• DIRECTIONS FOR THIS TASK
Lines containing the string "handler" are to be collected in full.

• Stored data
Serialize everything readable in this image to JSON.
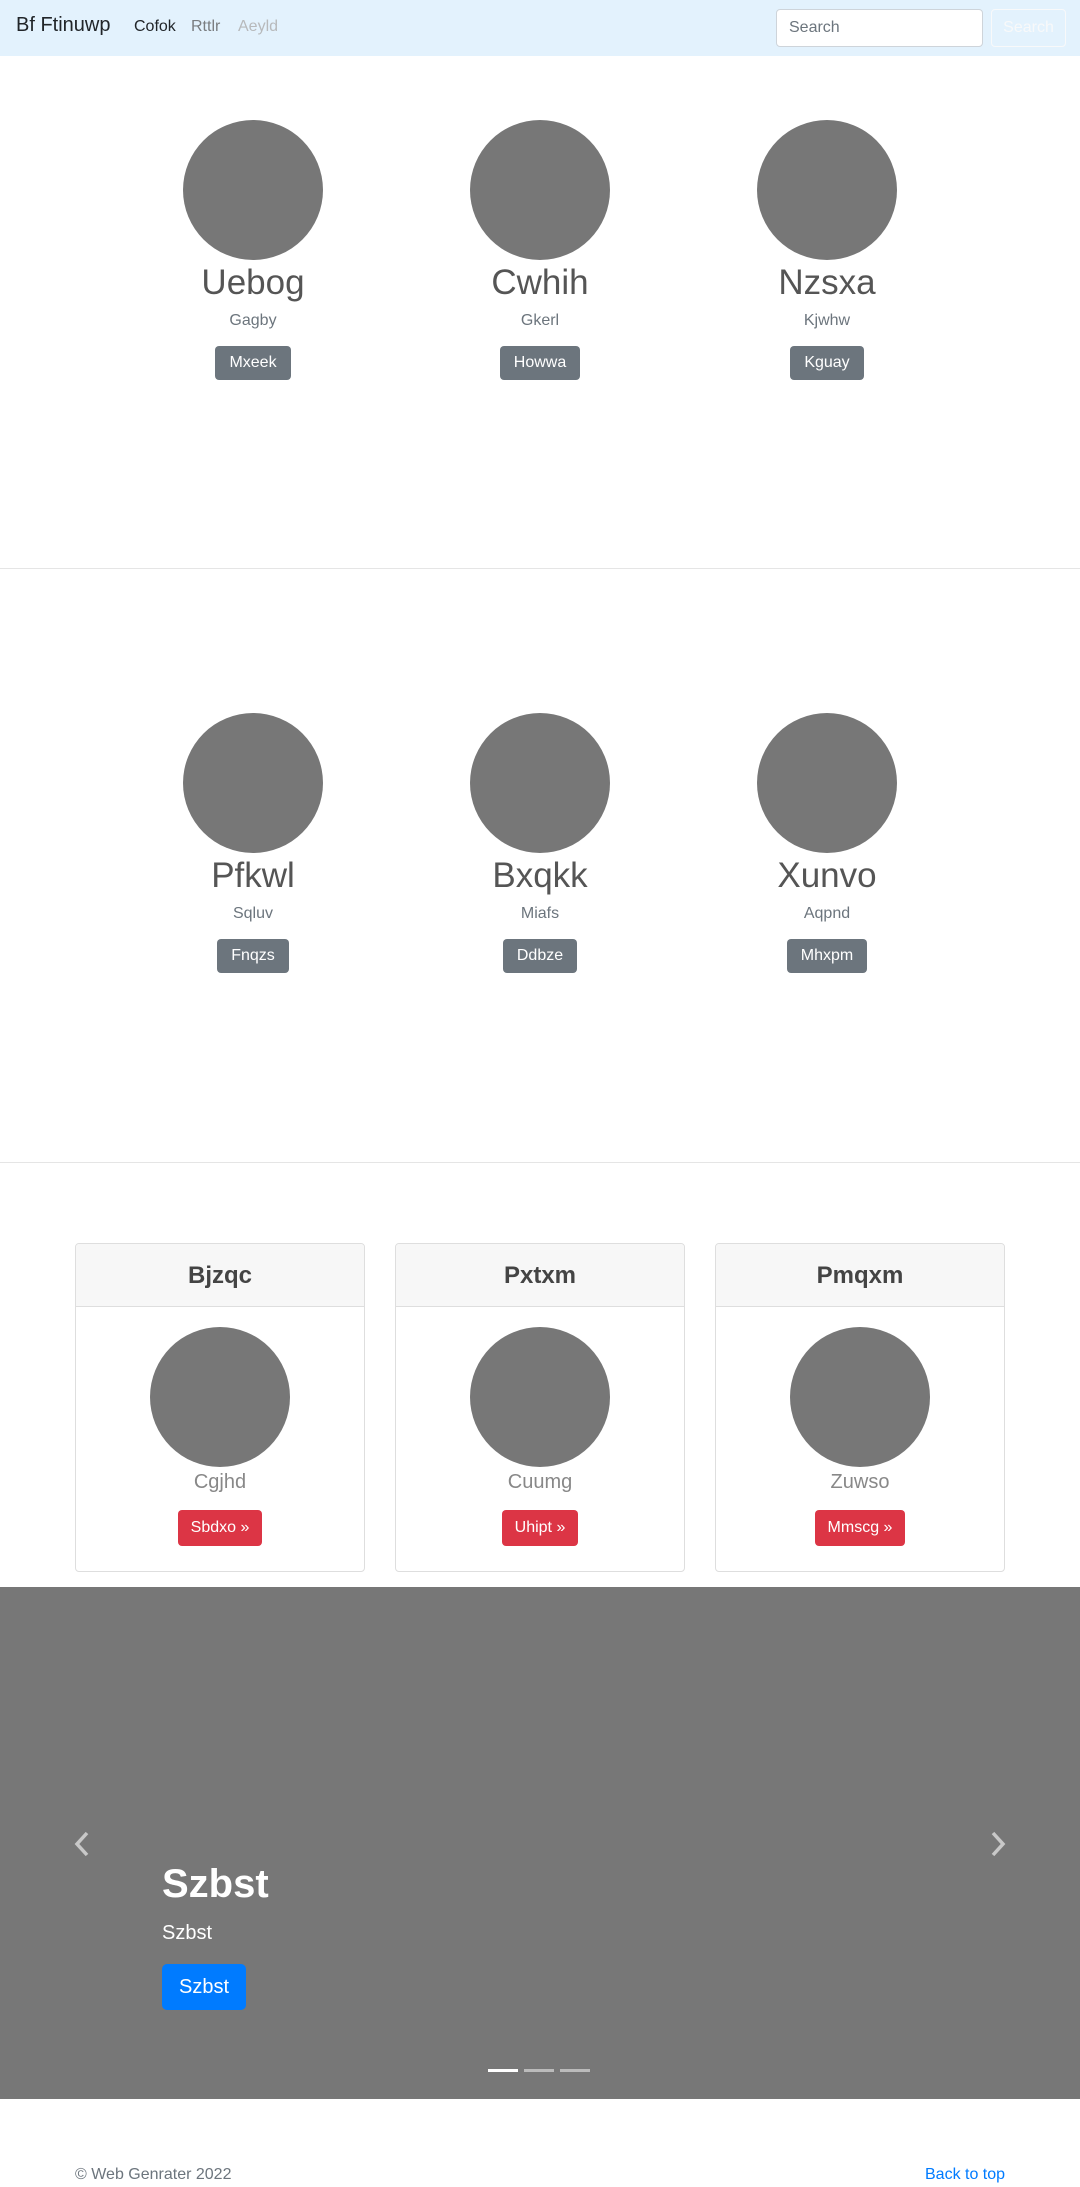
{
  "navbar": {
    "brand": "Bf Ftinuwp",
    "links": [
      "Cofok",
      "Rttlr",
      "Aeyld"
    ],
    "search_placeholder": "Search",
    "search_button": "Search"
  },
  "profiles_row1": [
    {
      "name": "Uebog",
      "sub": "Gagby",
      "button": "Mxeek"
    },
    {
      "name": "Cwhih",
      "sub": "Gkerl",
      "button": "Howwa"
    },
    {
      "name": "Nzsxa",
      "sub": "Kjwhw",
      "button": "Kguay"
    }
  ],
  "profiles_row2": [
    {
      "name": "Pfkwl",
      "sub": "Sqluv",
      "button": "Fnqzs"
    },
    {
      "name": "Bxqkk",
      "sub": "Miafs",
      "button": "Ddbze"
    },
    {
      "name": "Xunvo",
      "sub": "Aqpnd",
      "button": "Mhxpm"
    }
  ],
  "cards": [
    {
      "header": "Bjzqc",
      "sub": "Cgjhd",
      "button": "Sbdxo »"
    },
    {
      "header": "Pxtxm",
      "sub": "Cuumg",
      "button": "Uhipt »"
    },
    {
      "header": "Pmqxm",
      "sub": "Zuwso",
      "button": "Mmscg »"
    }
  ],
  "carousel": {
    "title": "Szbst",
    "text": "Szbst",
    "button": "Szbst",
    "slides": 3,
    "active_slide": 1,
    "prev_icon": "chevron-left-icon",
    "next_icon": "chevron-right-icon"
  },
  "footer": {
    "copyright": "© Web Genrater 2022",
    "back_to_top": "Back to top"
  },
  "colors": {
    "navbar_bg": "#e3f2fd",
    "secondary": "#6c757d",
    "danger": "#dc3545",
    "primary": "#007bff",
    "placeholder_gray": "#777777"
  }
}
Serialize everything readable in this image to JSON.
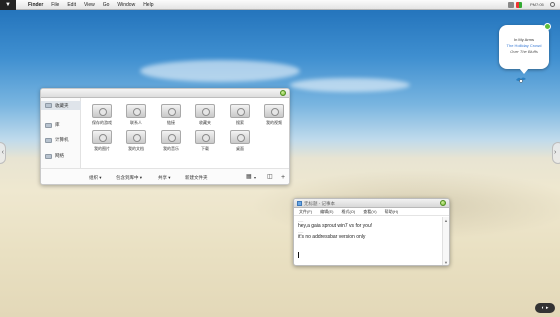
{
  "menubar": {
    "apple_label": "",
    "items": [
      "Finder",
      "File",
      "Edit",
      "View",
      "Go",
      "Window",
      "Help"
    ],
    "clock": "PM7:05",
    "tray_icons": [
      "volume-icon",
      "flag-icon",
      "battery-icon",
      "search-icon"
    ]
  },
  "bubble": {
    "line1": "In My Arms",
    "line2": "The Holliday Crowd",
    "line3": "Over The Bluffs"
  },
  "explorer": {
    "sidebar": [
      "收藏夹",
      "库",
      "计算机",
      "网络"
    ],
    "tiles": [
      "保存的游戏",
      "联系人",
      "链接",
      "收藏夹",
      "搜索",
      "我的视频",
      "我的图片",
      "我的文档",
      "我的音乐",
      "下载",
      "桌面"
    ],
    "toolbar": {
      "organize": "组织 ▾",
      "include": "包含到库中 ▾",
      "share": "共享 ▾",
      "new_folder": "新建文件夹"
    }
  },
  "notepad": {
    "title": "无标题 - 记事本",
    "menu": [
      "文件(F)",
      "编辑(E)",
      "格式(O)",
      "查看(V)",
      "帮助(H)"
    ],
    "lines": [
      "hey,a gaia sprout win7 vs for you!",
      "it's no addressbar version only"
    ],
    "separator": "----"
  },
  "arrows": {
    "left": "‹",
    "right": "›"
  },
  "corner": "◐ ▸"
}
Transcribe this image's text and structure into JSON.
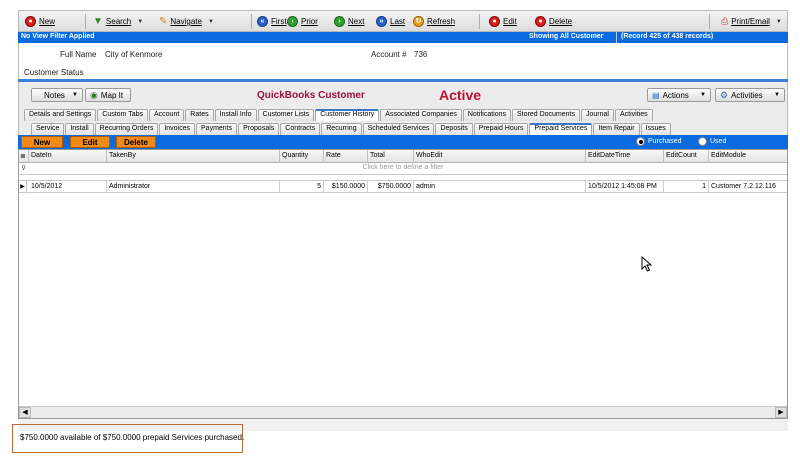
{
  "toolbar": {
    "new": "New",
    "search": "Search",
    "navigate": "Navigate",
    "first": "First",
    "prior": "Prior",
    "next": "Next",
    "last": "Last",
    "refresh": "Refresh",
    "edit": "Edit",
    "delete": "Delete",
    "print_email": "Print/Email"
  },
  "filterbar": {
    "filter_status": "No View Filter Applied",
    "showing": "Showing All Customer",
    "record": "(Record 425 of 438 records)"
  },
  "customer": {
    "full_name_label": "Full Name",
    "full_name": "City of Kenmore",
    "account_label": "Account #",
    "account": "736",
    "status_label": "Customer Status"
  },
  "panel": {
    "notes": "Notes",
    "map_it": "Map It",
    "title": "QuickBooks Customer",
    "state": "Active",
    "actions": "Actions",
    "activities": "Activities"
  },
  "tabs_row1": [
    "Details and Settings",
    "Custom Tabs",
    "Account",
    "Rates",
    "Install Info",
    "Customer Lists",
    "Customer History",
    "Associated Companies",
    "Notifications",
    "Stored Documents",
    "Journal",
    "Activities"
  ],
  "tabs_row2": [
    "Service",
    "Install",
    "Recurring Orders",
    "Invoices",
    "Payments",
    "Proposals",
    "Contracts",
    "Recurring",
    "Scheduled Services",
    "Deposits",
    "Prepaid Hours",
    "Prepaid Services",
    "Item Repair",
    "Issues"
  ],
  "actions": {
    "new": "New",
    "edit": "Edit",
    "delete": "Delete",
    "purchased": "Purchased",
    "used": "Used"
  },
  "grid": {
    "columns": [
      "DateIn",
      "TakenBy",
      "Quantity",
      "Rate",
      "Total",
      "WhoEdit",
      "EditDateTime",
      "EditCount",
      "EditModule"
    ],
    "filter_hint": "Click here to define a filter",
    "rows": [
      [
        "10/5/2012",
        "Administrator",
        "5",
        "$150.0000",
        "$750.0000",
        "admin",
        "10/5/2012 1:45:08 PM",
        "1",
        "Customer 7.2.12.116"
      ]
    ]
  },
  "status": {
    "text": "$750.0000 available of $750.0000 prepaid Services purchased."
  }
}
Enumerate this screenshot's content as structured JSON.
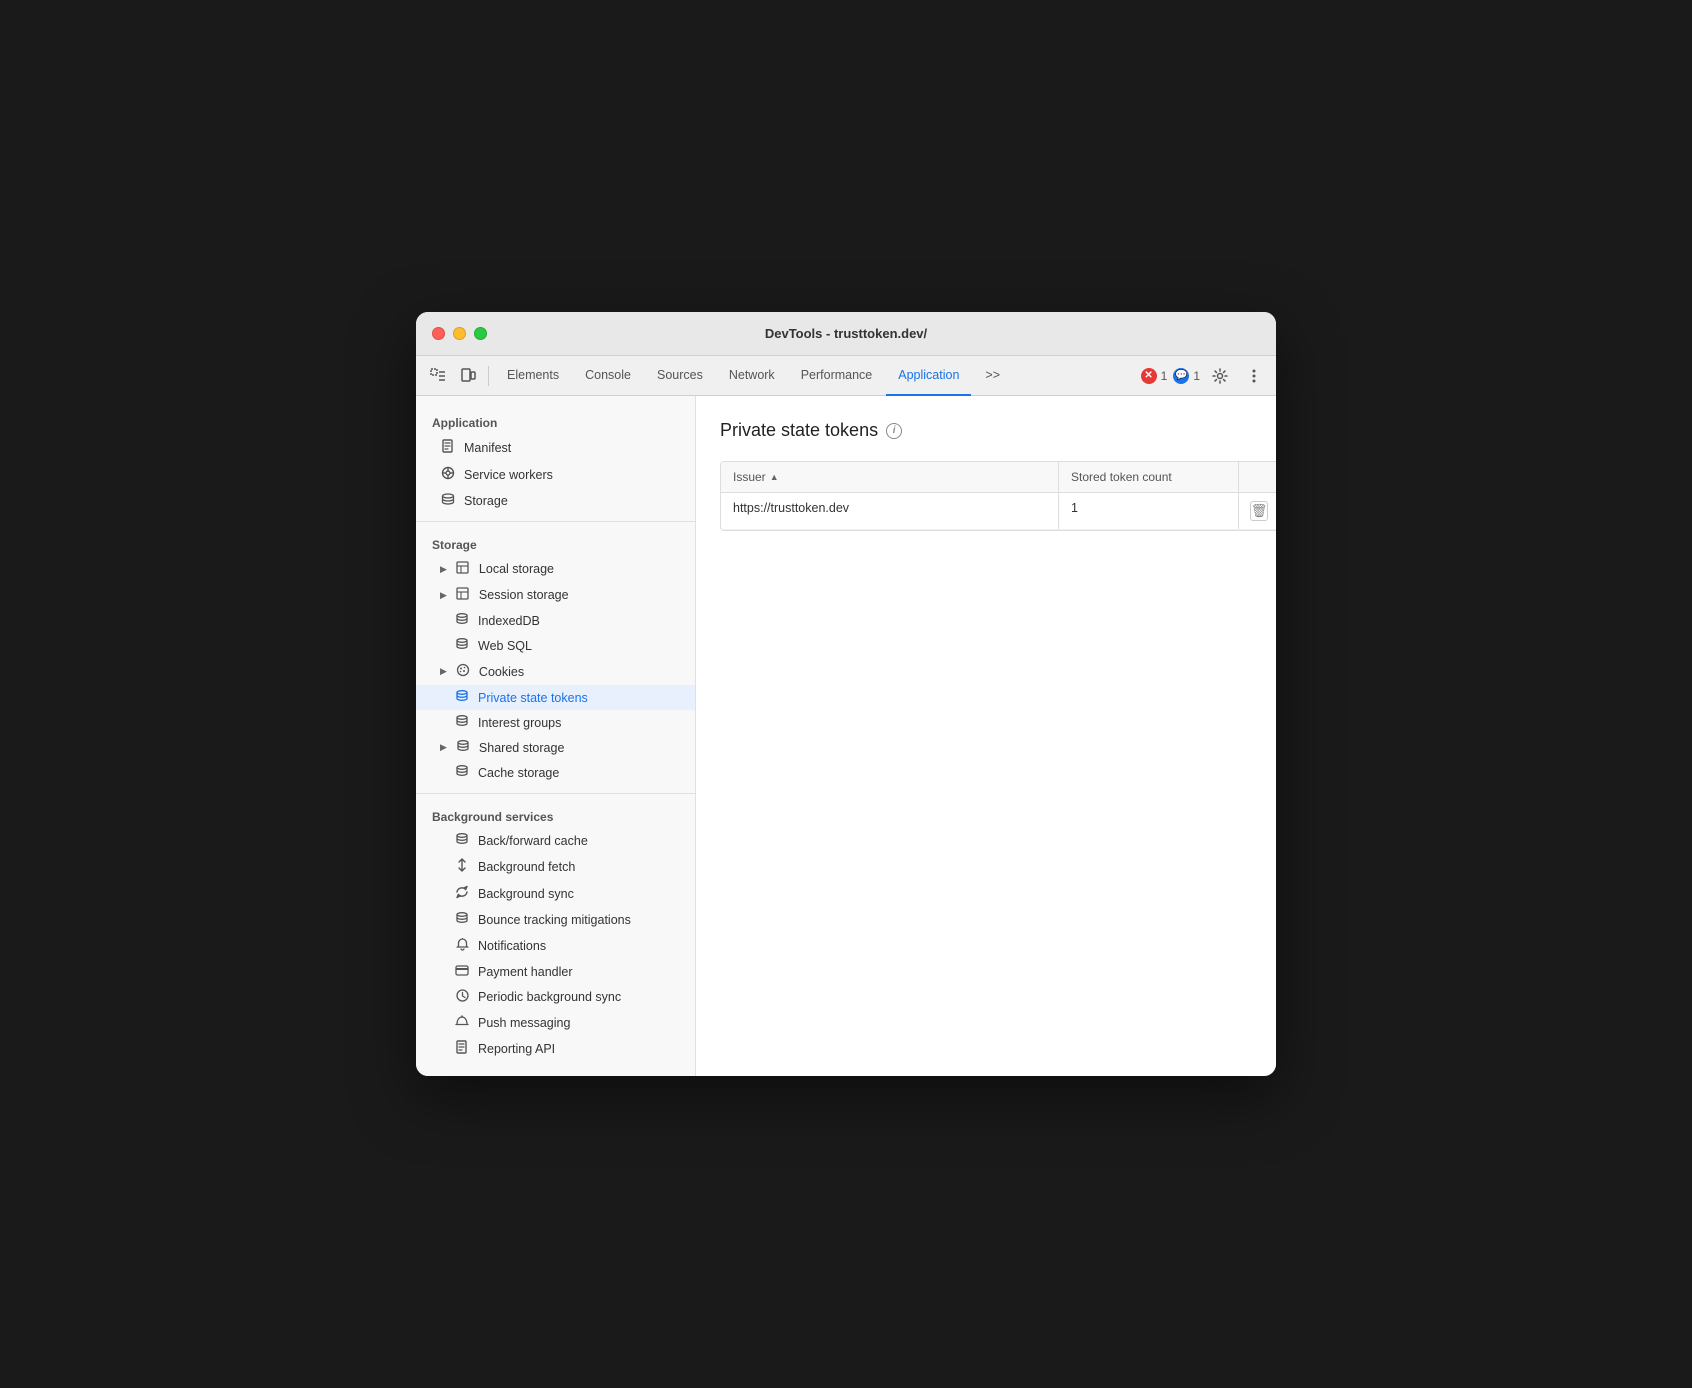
{
  "window": {
    "title": "DevTools - trusttoken.dev/"
  },
  "toolbar": {
    "tabs": [
      {
        "id": "elements",
        "label": "Elements",
        "active": false
      },
      {
        "id": "console",
        "label": "Console",
        "active": false
      },
      {
        "id": "sources",
        "label": "Sources",
        "active": false
      },
      {
        "id": "network",
        "label": "Network",
        "active": false
      },
      {
        "id": "performance",
        "label": "Performance",
        "active": false
      },
      {
        "id": "application",
        "label": "Application",
        "active": true
      }
    ],
    "more_label": ">>",
    "error_count": "1",
    "info_count": "1"
  },
  "sidebar": {
    "application_section": "Application",
    "application_items": [
      {
        "id": "manifest",
        "label": "Manifest",
        "icon": "📄",
        "has_arrow": false
      },
      {
        "id": "service-workers",
        "label": "Service workers",
        "icon": "⚙",
        "has_arrow": false
      },
      {
        "id": "storage",
        "label": "Storage",
        "icon": "🗄",
        "has_arrow": false
      }
    ],
    "storage_section": "Storage",
    "storage_items": [
      {
        "id": "local-storage",
        "label": "Local storage",
        "icon": "⊞",
        "has_arrow": true
      },
      {
        "id": "session-storage",
        "label": "Session storage",
        "icon": "⊞",
        "has_arrow": true
      },
      {
        "id": "indexeddb",
        "label": "IndexedDB",
        "icon": "🗄",
        "has_arrow": false
      },
      {
        "id": "web-sql",
        "label": "Web SQL",
        "icon": "🗄",
        "has_arrow": false
      },
      {
        "id": "cookies",
        "label": "Cookies",
        "icon": "🍪",
        "has_arrow": true
      },
      {
        "id": "private-state-tokens",
        "label": "Private state tokens",
        "icon": "🗄",
        "has_arrow": false,
        "active": true
      },
      {
        "id": "interest-groups",
        "label": "Interest groups",
        "icon": "🗄",
        "has_arrow": false
      },
      {
        "id": "shared-storage",
        "label": "Shared storage",
        "icon": "🗄",
        "has_arrow": true
      },
      {
        "id": "cache-storage",
        "label": "Cache storage",
        "icon": "🗄",
        "has_arrow": false
      }
    ],
    "background_section": "Background services",
    "background_items": [
      {
        "id": "back-forward-cache",
        "label": "Back/forward cache",
        "icon": "🗄",
        "has_arrow": false
      },
      {
        "id": "background-fetch",
        "label": "Background fetch",
        "icon": "↕",
        "has_arrow": false
      },
      {
        "id": "background-sync",
        "label": "Background sync",
        "icon": "↻",
        "has_arrow": false
      },
      {
        "id": "bounce-tracking",
        "label": "Bounce tracking mitigations",
        "icon": "🗄",
        "has_arrow": false
      },
      {
        "id": "notifications",
        "label": "Notifications",
        "icon": "🔔",
        "has_arrow": false
      },
      {
        "id": "payment-handler",
        "label": "Payment handler",
        "icon": "💳",
        "has_arrow": false
      },
      {
        "id": "periodic-background-sync",
        "label": "Periodic background sync",
        "icon": "🕐",
        "has_arrow": false
      },
      {
        "id": "push-messaging",
        "label": "Push messaging",
        "icon": "☁",
        "has_arrow": false
      },
      {
        "id": "reporting-api",
        "label": "Reporting API",
        "icon": "📄",
        "has_arrow": false
      }
    ]
  },
  "main": {
    "page_title": "Private state tokens",
    "table": {
      "columns": [
        {
          "id": "issuer",
          "label": "Issuer",
          "sortable": true
        },
        {
          "id": "token-count",
          "label": "Stored token count",
          "sortable": false
        },
        {
          "id": "actions",
          "label": "",
          "sortable": false
        }
      ],
      "rows": [
        {
          "issuer": "https://trusttoken.dev",
          "token_count": "1"
        }
      ]
    }
  }
}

• EXERCISE RESPONSE
        "id": "payment-handler",
        "label": "Payment handler",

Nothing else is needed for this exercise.